# Extracted text
# Comcast requires return of cable cards to upgrade service



## GMonitor (May 24, 2007)

It seems that if you want to upgrade your plan Comcast is requiring me to return my 2 cable cards and rent out 2 of their set-top boxes.

I really liked TiVo. I have had the Series 2, Toshiba, HD, Premiere, and 2 Bolts but it seems like the time is coming soon that I will have to leave.

When I think about it, I don't really watch much live or recorded TV anymore. I only use my TiVo for watching football games or SNL. Mostly I stream now and I think that is the better model for viewing TV.

With recorded TV, something always goes wrong with recording one episode (maybe a live event overran one episode) and that causes me stop watching a series and I fall behind and forget which episode I last saw.

With streaming, all the episodes will be available to watch without problems so I don't lose track of where I'm at.

I'll probably hang on a little longer with TiVo but maybe in the Spring when my plan for one Bolt is up for renewal, I might just drop it. It's too bad the current Bolts can't become IP set-top boxes instead of QAM boxes as I've heard this is the reason Comcast is requiring return of the cable cards if you choose a new plan.


----------



## zalusky (Apr 5, 2002)

My contract ends mid next year and I am wondering if that is what is going to happen to me. I can understand Comcast wanting to get on a consistent platform either technology management and for marketing purposes. However I do not want to pay a SetTop fee for each additional TV. Either way its going to be a new UI be it X1 or a streamer package. We do have ATT GigaFiber with unlimited in our neighborhood as an option as well.


----------



## KevTech (Apr 15, 2014)

If trying to order through the online page it will say that you need to add a box.

What I do is just call up the retention number and tell them what package I wanted and that I could not complete it as it wants me to add a box but I have Tivo.

They complete the order for me without returning cards or adding a box.


----------



## MLM1 (Apr 26, 2008)

I just exchanged an old converter box for an X1 box. Comcast upgraded my plan but left my Cablecard alone. When I mentioned the Cablecard to the agent she didn't even know what I was talking about.


----------



## slowbiscuit (Sep 19, 2006)

Did my latest contract renewal through Twitter to ComcastCares. Takes longer that way but had no issue keeping my current deal which has one cablecard and nothing else.


----------

# Written task
Reproduce the text of the Comcast cable card thread between "I really liked" and "I last saw.", inclusive, word for word.

# Raw data

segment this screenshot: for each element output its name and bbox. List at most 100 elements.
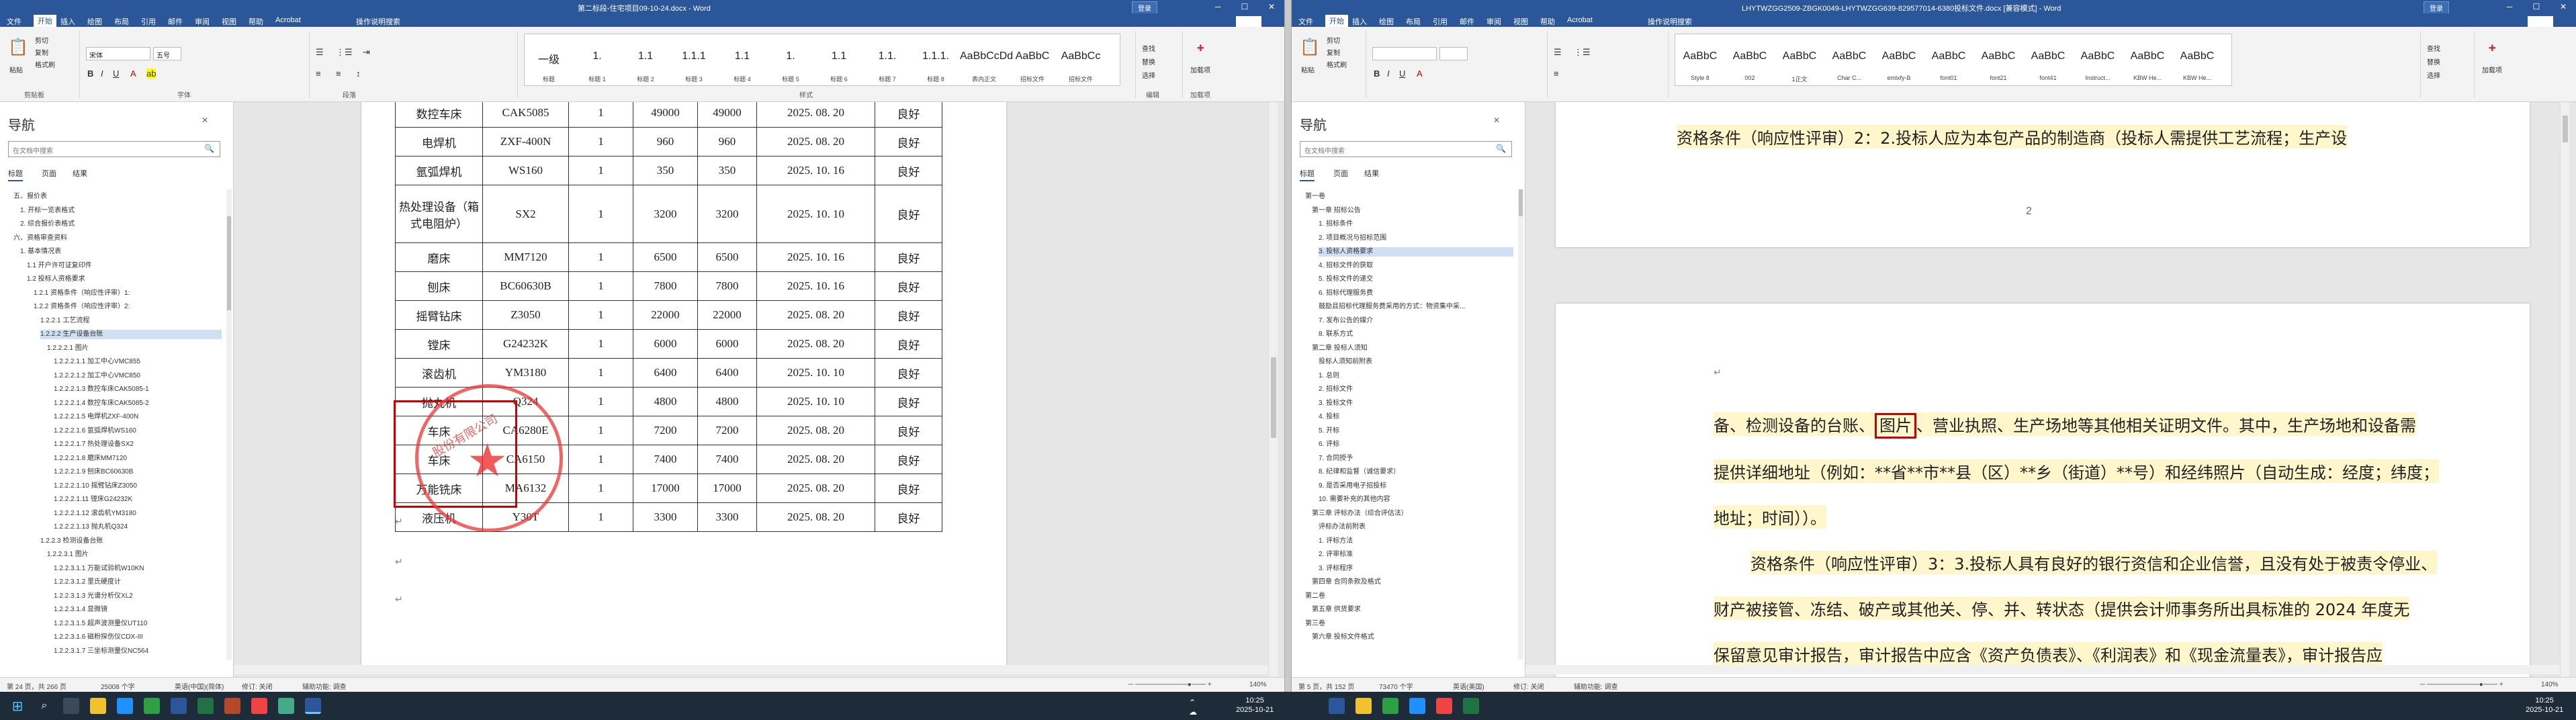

# Task solution
I really liked TiVo. I have had the Series 2, Toshiba, HD, Premiere, and 2 Bolts but it seems like the time is coming soon that I will have to leave.

When I think about it, I don't really watch much live or recorded TV anymore. I only use my TiVo for watching football games or SNL. Mostly I stream now and I think that is the better model for viewing TV.

With recorded TV, something always goes wrong with recording one episode (maybe a live event overran one episode) and that causes me stop watching a series and I fall behind and forget which episode I last saw.